## Task directions
Filter the entries that follow, copying every line in which the word "органов" appears.

Saved entries
· · · ·

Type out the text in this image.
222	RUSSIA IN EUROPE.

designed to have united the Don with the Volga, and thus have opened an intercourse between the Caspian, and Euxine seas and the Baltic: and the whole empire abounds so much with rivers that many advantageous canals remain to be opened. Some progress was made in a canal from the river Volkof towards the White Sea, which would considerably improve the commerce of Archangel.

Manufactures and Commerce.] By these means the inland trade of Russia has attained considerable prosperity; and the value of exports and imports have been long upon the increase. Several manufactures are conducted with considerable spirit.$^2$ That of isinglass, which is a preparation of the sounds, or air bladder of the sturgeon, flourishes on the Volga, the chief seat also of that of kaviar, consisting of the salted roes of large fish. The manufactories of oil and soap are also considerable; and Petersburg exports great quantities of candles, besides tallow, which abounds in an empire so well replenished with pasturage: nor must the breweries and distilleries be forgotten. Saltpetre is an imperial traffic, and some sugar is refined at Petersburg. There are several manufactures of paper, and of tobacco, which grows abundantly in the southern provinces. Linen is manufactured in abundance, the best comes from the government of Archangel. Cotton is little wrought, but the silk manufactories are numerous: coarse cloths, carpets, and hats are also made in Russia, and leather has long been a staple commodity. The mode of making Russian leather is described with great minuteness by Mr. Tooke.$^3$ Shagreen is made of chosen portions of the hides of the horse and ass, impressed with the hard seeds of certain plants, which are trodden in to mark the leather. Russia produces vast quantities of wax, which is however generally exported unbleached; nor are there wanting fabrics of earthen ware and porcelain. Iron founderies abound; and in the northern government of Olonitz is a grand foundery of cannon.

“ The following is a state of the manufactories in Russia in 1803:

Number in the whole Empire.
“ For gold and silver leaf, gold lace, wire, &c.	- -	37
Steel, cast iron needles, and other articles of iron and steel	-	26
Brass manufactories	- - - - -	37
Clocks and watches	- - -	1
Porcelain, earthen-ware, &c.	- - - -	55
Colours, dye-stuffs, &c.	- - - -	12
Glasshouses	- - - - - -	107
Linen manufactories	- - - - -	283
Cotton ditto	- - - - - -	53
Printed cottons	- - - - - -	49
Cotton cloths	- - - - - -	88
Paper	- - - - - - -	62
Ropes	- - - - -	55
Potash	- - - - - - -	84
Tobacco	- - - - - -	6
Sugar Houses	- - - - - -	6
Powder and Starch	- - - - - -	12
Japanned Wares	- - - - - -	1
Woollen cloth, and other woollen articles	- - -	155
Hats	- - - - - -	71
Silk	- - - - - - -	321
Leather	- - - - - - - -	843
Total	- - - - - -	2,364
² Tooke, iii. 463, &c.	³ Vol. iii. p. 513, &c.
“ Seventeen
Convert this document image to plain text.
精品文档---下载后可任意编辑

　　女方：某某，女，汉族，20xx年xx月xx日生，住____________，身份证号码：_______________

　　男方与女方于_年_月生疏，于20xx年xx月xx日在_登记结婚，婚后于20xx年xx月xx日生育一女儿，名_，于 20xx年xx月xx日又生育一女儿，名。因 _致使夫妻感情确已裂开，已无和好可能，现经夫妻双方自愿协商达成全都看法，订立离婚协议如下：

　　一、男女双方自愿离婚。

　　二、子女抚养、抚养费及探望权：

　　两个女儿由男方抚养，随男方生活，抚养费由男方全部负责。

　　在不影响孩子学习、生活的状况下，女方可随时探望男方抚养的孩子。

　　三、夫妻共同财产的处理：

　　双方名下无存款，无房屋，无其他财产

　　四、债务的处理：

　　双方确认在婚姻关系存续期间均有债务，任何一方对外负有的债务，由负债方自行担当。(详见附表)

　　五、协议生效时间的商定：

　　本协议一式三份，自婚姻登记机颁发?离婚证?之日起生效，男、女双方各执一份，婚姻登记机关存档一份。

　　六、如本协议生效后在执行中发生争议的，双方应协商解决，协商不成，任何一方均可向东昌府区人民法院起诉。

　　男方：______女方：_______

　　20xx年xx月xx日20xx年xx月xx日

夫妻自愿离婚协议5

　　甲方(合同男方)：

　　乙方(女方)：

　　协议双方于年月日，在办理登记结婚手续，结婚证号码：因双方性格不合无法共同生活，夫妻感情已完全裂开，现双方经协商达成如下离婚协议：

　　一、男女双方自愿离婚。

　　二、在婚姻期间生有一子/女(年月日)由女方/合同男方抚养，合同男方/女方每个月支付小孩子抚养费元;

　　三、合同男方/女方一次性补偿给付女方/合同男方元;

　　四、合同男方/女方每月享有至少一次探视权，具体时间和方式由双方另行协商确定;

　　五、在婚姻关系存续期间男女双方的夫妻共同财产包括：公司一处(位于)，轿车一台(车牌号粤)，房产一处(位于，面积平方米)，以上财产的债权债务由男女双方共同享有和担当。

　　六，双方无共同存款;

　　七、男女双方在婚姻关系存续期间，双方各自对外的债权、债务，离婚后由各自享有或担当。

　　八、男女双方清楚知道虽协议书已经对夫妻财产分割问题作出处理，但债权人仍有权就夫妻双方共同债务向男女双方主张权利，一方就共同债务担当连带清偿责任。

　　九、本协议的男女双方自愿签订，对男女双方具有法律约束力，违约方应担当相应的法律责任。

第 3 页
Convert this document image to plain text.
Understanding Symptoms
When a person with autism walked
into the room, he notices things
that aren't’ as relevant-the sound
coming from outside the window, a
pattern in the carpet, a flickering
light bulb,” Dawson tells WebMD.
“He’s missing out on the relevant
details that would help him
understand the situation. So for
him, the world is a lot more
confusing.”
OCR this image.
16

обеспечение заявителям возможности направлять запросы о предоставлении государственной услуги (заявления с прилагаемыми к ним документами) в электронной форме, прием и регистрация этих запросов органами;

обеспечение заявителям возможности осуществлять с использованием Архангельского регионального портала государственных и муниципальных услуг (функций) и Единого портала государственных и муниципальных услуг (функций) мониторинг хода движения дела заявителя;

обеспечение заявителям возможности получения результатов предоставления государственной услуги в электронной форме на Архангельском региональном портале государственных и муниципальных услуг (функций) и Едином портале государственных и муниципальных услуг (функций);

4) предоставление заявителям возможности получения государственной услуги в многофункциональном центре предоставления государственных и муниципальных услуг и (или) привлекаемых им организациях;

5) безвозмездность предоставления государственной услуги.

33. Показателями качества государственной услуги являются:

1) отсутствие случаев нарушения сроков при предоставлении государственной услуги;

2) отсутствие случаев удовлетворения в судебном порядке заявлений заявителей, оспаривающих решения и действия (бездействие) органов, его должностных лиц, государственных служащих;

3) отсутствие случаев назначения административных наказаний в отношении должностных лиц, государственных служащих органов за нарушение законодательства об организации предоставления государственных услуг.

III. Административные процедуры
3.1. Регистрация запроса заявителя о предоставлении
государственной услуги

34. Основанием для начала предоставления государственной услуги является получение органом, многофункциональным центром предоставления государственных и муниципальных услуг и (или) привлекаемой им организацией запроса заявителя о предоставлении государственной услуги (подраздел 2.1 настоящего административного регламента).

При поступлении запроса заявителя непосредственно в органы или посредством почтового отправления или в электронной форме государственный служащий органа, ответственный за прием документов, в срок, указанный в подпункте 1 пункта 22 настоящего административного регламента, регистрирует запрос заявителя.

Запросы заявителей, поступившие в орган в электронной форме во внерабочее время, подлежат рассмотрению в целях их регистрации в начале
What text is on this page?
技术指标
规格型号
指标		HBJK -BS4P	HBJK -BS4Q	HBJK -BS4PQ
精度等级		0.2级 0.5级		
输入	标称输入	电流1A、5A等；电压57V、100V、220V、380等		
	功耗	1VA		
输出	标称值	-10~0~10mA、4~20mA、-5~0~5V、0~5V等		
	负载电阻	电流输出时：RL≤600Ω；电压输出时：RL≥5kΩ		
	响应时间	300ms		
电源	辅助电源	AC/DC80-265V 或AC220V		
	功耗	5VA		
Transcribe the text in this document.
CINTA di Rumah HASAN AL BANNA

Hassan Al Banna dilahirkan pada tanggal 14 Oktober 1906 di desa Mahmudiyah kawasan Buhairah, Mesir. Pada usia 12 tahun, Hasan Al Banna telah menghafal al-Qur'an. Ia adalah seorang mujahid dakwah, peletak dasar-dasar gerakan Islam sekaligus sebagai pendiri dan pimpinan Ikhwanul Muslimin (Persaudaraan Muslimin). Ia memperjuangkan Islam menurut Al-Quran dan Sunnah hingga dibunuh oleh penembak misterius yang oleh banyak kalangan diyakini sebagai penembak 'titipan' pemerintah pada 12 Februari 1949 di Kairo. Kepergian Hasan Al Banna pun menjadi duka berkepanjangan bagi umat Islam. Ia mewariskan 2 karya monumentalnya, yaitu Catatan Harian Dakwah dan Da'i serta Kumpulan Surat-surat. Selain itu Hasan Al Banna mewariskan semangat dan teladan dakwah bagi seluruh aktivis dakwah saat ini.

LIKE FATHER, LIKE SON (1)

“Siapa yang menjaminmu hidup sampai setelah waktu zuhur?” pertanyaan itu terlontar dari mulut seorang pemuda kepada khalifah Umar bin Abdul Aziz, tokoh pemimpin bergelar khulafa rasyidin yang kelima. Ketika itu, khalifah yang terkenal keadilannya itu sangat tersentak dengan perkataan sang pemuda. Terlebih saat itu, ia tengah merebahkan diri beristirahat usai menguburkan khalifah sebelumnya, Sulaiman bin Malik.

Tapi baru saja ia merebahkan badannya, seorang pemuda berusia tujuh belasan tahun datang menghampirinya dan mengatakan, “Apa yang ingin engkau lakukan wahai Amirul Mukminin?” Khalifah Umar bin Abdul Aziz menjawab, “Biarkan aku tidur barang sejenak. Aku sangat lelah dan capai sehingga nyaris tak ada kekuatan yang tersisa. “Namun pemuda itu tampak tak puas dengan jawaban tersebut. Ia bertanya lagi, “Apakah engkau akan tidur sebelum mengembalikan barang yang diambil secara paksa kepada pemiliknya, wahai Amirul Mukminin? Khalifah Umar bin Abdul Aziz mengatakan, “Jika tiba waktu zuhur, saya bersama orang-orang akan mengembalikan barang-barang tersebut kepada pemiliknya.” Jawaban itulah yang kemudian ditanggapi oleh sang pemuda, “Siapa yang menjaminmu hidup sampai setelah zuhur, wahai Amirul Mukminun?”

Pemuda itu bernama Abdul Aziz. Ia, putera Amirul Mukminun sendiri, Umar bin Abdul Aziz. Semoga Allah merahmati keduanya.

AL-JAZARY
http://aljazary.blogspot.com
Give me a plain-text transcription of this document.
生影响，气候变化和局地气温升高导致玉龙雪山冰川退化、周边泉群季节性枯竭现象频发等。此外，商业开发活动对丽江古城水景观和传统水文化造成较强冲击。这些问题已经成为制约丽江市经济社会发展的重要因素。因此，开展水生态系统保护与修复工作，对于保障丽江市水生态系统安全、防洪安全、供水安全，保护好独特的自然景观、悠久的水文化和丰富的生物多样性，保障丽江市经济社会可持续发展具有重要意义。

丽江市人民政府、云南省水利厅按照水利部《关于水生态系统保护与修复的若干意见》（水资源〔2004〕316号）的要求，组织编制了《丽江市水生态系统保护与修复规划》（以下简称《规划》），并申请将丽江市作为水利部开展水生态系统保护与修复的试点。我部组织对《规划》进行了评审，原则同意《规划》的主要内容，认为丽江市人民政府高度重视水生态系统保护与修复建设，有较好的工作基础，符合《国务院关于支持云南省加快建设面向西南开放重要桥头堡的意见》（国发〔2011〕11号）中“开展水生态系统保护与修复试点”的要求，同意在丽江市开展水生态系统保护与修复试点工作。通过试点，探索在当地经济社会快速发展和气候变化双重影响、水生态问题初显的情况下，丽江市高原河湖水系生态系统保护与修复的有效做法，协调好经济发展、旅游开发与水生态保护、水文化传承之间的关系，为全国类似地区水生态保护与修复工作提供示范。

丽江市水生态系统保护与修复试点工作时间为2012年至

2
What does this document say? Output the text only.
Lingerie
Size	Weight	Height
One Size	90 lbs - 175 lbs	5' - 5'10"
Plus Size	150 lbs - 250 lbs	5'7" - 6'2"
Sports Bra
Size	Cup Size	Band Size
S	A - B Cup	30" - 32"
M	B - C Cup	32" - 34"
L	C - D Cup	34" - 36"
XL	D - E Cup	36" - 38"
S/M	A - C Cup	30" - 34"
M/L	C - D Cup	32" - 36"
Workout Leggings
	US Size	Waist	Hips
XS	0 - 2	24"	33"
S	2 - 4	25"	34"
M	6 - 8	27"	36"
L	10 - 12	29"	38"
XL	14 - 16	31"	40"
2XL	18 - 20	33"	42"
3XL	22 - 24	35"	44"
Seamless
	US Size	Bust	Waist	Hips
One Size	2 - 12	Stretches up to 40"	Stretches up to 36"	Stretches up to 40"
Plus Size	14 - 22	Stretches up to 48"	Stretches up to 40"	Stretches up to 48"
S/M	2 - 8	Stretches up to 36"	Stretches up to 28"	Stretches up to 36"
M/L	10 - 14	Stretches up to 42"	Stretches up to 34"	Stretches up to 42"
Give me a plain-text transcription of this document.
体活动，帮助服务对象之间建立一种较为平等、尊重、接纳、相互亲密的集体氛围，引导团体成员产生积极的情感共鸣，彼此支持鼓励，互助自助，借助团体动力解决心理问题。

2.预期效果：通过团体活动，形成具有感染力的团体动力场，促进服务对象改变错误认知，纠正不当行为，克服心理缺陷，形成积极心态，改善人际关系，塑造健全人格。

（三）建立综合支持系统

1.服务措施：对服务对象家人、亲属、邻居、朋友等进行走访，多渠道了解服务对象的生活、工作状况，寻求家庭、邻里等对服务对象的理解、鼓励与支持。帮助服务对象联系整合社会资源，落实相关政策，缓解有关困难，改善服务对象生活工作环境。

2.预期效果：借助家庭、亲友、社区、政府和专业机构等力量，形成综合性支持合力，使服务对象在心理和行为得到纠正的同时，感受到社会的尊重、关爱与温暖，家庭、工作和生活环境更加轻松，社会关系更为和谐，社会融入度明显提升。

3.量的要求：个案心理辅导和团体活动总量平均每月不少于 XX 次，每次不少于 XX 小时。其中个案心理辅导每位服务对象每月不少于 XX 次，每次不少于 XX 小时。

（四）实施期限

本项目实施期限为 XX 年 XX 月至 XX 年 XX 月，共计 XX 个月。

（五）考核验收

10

· · · ·

## Correct output
2) отсутствие случаев удовлетворения в судебном порядке заявлений заявителей, оспаривающих решения и действия (бездействие) органов, его должностных лиц, государственных служащих;
3) отсутствие случаев назначения административных наказаний в отношении должностных лиц, государственных служащих органов за нарушение законодательства об организации предоставления государственных услуг.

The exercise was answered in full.